→ **Passage to read**
------
Abstract: System failures are identified and quantified by modeling artificial intelligent systems using the required process parameters that cause the failure. In this paper, an artificial neural network (ANN) model has been implemented for detection of various events in Prototype Fast Breeder Reactor (PFBR). Using the conventional, in-house developed thermal-hydraulics model of PFBR operator training simulator, input data has been generated to train the ANN model for various events associated with PFBR subsystems. The subsystems considered here are Primary Sodium Circuit and Neutronics system of PFBR. Operators have to take immediate actions in order to tackle the unsought occurrence of events due to mechanical and electrical failures, thereby ensuring the safe operations of the power plant. In those scenarios, neural network serves as a useful tool in identifying the events at the early stage of their occurrence. The artificial neural network (ANN) models developed here are able to identify the events quickly as compared to the conventional methods. Various learning algorithms based on back propagation network has been successfully applied to the neural network model and the network has been fine tuned towards detecting the events accurately. The resilient back propagation algorithm shows better results compared to other variants.
Keywords: Nuclear Power Plant, Event Detection, Prototype Fast Breeder Reactor, Neural Network, Back Propagation Network.

Scope of the Article: Neural Information Processing
------
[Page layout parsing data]

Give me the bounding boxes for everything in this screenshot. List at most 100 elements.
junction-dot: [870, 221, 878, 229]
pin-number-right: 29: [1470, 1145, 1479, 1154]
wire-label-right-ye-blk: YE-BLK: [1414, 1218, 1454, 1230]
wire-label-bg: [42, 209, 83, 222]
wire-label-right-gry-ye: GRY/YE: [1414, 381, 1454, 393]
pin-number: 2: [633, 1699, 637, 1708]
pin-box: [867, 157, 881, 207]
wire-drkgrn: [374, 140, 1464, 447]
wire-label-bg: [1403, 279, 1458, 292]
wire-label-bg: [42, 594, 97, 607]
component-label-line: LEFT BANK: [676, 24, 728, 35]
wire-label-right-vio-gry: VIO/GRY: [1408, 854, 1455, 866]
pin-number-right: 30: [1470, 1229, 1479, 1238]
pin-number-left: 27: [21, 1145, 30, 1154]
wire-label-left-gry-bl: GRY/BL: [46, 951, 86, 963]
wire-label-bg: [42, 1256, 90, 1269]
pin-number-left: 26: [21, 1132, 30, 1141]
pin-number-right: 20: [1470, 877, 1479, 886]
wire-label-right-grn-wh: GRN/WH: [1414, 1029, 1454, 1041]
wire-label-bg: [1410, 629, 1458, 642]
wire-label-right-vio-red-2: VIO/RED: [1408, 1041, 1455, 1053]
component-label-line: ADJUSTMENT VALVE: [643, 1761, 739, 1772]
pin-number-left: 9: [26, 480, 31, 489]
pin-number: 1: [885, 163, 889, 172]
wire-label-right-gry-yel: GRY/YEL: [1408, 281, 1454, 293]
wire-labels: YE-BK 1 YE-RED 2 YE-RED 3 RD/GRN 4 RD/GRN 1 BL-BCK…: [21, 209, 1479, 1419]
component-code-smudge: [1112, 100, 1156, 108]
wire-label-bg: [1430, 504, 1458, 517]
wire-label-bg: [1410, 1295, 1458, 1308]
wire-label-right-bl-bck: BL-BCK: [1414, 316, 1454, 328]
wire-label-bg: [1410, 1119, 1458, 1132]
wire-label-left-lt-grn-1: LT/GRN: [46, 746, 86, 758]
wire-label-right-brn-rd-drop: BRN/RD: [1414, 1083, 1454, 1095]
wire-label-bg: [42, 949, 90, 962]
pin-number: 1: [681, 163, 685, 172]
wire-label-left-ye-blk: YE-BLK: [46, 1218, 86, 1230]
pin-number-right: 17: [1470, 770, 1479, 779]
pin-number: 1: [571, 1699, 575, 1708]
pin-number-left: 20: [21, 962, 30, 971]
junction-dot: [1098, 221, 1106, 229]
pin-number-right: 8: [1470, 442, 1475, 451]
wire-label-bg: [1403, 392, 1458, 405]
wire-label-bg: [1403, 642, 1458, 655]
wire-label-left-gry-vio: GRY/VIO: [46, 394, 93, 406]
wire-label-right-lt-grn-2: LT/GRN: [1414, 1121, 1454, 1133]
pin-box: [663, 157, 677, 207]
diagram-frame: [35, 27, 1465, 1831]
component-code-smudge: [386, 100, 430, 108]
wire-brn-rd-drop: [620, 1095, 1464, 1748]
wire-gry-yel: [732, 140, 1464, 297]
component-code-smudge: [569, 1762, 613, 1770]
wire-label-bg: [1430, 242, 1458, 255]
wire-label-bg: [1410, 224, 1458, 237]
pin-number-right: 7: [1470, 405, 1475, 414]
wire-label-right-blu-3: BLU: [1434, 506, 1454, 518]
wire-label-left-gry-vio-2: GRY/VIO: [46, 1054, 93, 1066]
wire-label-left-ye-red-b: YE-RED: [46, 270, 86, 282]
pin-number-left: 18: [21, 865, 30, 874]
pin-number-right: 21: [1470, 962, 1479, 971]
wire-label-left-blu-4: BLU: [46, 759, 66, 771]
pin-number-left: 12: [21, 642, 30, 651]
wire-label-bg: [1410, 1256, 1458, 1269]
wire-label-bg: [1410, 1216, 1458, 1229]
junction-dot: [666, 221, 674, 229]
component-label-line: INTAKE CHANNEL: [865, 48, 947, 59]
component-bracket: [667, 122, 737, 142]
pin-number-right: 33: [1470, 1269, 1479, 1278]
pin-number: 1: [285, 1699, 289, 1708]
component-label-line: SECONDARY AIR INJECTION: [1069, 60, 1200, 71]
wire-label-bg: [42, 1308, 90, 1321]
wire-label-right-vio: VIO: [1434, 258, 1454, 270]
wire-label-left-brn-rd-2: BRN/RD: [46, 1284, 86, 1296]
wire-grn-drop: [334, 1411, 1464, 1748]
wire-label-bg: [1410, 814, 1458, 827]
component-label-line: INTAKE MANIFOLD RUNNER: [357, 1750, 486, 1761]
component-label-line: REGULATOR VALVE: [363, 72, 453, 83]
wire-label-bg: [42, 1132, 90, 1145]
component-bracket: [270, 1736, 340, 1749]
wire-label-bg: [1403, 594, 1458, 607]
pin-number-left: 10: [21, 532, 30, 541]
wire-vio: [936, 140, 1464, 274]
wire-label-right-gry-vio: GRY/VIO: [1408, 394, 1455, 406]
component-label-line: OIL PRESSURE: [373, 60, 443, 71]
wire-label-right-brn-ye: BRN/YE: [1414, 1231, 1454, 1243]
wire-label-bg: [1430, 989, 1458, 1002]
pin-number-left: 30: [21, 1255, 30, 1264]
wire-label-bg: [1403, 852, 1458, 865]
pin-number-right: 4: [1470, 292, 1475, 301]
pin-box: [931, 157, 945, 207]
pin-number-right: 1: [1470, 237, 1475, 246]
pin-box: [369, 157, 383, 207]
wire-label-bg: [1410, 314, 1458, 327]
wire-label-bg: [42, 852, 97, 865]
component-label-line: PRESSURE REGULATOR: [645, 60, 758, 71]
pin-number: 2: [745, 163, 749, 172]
------
→ **Task to complete**
List every keyword given in the reactor event detection abstract above.

→ **Solution to the exercise**
Nuclear Power Plant, Event Detection, Prototype Fast Breeder Reactor, Neural Network, Back Propagation Network